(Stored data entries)
------------------------------------------------

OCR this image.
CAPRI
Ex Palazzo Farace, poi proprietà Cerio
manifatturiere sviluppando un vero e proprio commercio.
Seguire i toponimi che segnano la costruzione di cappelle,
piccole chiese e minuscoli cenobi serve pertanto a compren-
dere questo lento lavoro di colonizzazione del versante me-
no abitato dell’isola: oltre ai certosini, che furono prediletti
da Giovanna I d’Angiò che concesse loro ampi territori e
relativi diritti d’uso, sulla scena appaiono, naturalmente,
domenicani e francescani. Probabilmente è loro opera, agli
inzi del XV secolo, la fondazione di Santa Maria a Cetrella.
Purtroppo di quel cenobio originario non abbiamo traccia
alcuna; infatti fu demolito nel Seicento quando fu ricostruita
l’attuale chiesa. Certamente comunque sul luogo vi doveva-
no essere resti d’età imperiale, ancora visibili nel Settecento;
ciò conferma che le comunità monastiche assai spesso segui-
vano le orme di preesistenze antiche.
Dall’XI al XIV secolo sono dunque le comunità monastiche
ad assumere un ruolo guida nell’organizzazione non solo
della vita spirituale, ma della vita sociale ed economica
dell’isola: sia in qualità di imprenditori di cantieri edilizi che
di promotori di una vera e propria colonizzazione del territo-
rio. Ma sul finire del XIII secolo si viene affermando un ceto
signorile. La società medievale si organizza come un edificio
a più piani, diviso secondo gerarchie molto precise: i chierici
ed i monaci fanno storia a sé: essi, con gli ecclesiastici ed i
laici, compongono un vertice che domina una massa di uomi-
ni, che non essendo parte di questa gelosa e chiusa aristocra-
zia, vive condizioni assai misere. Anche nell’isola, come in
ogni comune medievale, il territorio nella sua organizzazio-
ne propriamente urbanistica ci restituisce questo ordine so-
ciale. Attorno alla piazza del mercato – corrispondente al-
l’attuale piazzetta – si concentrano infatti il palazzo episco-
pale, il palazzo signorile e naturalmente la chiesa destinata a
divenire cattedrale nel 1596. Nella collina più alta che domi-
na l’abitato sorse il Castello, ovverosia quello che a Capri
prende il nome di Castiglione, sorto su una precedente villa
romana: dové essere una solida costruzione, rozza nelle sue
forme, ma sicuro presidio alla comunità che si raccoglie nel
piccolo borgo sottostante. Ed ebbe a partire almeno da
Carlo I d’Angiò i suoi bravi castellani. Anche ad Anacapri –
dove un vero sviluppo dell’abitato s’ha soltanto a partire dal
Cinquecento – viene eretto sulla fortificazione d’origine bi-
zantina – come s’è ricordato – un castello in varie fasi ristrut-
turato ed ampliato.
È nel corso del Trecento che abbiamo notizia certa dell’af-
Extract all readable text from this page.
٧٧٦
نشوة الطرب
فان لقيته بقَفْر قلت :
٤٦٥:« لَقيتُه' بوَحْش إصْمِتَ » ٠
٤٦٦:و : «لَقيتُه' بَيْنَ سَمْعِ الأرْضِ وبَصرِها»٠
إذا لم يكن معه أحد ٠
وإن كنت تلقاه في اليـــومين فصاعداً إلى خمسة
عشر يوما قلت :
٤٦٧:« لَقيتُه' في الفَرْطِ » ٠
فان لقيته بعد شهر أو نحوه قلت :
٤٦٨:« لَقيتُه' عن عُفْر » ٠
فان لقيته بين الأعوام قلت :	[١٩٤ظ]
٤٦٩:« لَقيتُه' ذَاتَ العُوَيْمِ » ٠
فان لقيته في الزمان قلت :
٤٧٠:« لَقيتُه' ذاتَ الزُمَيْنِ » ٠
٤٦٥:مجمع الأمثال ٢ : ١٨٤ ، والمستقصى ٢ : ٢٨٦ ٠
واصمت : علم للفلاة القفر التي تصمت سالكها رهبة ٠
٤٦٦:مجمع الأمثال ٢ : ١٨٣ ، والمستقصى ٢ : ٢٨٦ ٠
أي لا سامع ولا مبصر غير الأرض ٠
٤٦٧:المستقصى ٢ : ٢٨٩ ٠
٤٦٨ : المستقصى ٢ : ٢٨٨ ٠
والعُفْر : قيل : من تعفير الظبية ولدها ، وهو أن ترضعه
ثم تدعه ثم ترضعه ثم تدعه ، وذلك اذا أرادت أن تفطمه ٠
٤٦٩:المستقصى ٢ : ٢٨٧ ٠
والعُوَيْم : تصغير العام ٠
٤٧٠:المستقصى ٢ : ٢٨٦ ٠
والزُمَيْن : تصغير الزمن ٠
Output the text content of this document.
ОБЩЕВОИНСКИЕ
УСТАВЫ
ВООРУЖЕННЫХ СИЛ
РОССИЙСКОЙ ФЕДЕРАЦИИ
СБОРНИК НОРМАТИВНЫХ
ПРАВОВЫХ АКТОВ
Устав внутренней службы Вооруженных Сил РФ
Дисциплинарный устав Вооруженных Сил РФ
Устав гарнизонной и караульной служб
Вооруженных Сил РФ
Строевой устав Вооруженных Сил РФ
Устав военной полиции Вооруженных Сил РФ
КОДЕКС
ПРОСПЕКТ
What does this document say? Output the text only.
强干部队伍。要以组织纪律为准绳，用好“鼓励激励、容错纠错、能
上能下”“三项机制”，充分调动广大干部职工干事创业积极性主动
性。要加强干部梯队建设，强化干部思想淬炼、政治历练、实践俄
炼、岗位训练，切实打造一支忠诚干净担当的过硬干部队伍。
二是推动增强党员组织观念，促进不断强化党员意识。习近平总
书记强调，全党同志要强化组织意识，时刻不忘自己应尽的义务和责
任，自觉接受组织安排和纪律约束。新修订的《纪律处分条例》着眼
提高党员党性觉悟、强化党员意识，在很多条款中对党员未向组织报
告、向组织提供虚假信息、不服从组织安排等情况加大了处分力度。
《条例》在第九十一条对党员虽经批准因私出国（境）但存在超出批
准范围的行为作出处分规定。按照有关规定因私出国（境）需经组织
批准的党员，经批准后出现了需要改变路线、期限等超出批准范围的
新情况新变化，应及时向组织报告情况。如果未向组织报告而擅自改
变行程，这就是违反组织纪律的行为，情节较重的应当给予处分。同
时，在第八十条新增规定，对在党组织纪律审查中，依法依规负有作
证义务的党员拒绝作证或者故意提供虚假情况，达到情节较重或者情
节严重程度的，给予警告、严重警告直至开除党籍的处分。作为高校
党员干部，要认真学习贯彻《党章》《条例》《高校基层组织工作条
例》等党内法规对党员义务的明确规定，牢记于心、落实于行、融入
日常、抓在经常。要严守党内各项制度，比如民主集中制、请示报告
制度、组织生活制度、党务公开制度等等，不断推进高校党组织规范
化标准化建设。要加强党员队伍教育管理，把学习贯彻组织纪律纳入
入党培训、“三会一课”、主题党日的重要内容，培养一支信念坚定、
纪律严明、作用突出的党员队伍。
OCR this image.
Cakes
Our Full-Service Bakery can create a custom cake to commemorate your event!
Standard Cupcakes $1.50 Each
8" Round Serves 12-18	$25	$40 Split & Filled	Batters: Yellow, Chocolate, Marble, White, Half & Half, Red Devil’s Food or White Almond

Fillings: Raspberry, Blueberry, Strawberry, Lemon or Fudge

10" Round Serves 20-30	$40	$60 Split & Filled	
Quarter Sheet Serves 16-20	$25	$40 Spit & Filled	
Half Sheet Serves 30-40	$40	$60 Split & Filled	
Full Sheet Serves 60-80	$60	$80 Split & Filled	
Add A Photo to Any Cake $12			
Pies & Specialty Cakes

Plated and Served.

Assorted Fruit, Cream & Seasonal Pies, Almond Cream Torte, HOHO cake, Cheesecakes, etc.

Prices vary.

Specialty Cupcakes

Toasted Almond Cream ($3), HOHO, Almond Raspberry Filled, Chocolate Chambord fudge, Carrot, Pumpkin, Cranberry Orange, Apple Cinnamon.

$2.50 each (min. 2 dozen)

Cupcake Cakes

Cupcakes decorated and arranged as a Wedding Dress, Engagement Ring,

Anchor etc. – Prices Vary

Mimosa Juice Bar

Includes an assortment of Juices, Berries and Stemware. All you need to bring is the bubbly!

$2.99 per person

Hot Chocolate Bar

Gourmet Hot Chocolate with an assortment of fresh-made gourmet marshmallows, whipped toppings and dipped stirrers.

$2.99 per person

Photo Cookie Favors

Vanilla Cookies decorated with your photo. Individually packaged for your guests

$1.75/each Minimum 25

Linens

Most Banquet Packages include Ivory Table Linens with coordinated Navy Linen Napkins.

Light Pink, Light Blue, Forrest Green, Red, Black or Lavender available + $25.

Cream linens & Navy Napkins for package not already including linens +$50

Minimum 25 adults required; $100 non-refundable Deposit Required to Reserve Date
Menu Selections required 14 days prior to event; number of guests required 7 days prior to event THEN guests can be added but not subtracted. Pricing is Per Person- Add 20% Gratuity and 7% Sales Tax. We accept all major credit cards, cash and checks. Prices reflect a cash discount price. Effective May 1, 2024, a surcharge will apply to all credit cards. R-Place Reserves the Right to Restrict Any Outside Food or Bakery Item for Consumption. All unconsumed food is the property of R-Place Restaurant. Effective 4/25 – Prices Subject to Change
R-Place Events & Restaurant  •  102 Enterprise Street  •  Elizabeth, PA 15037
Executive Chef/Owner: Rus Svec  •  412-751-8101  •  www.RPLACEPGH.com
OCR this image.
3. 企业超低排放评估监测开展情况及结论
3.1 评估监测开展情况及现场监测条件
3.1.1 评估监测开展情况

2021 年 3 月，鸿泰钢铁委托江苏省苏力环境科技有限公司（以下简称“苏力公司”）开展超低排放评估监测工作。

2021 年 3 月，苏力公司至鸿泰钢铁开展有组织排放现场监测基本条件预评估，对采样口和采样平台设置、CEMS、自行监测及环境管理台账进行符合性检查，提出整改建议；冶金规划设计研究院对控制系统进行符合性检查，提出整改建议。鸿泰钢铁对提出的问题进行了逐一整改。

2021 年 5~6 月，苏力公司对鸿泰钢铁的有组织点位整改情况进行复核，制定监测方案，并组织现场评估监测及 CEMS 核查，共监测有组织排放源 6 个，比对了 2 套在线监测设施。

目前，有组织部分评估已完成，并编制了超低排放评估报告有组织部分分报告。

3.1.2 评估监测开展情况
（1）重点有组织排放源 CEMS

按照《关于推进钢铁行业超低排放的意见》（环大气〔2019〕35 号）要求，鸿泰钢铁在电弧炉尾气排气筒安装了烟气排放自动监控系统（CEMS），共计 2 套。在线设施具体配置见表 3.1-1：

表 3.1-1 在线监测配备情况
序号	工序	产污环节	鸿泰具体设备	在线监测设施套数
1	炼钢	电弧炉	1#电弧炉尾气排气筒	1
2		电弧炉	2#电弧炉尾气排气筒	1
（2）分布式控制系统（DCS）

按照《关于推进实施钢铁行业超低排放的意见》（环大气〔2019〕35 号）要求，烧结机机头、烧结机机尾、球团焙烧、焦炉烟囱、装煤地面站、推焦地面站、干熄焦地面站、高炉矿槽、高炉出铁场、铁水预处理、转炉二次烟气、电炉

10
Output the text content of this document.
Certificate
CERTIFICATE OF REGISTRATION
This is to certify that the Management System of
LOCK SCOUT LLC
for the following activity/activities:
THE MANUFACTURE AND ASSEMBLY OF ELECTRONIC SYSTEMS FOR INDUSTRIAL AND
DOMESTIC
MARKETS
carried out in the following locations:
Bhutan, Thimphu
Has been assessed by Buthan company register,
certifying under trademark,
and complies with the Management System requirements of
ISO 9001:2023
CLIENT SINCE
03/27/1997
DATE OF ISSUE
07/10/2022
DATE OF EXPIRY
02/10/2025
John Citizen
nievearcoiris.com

------------------------------------------------

### TASK DESCRIPTION
Select, from the listing, all lines that include the word "مجمع".

### RESPONSE FOR THIS EXERCISE
٤٦٥:مجمع الأمثال ٢ : ١٨٤ ، والمستقصى ٢ : ٢٨٦ ٠
٤٦٦:مجمع الأمثال ٢ : ١٨٣ ، والمستقصى ٢ : ٢٨٦ ٠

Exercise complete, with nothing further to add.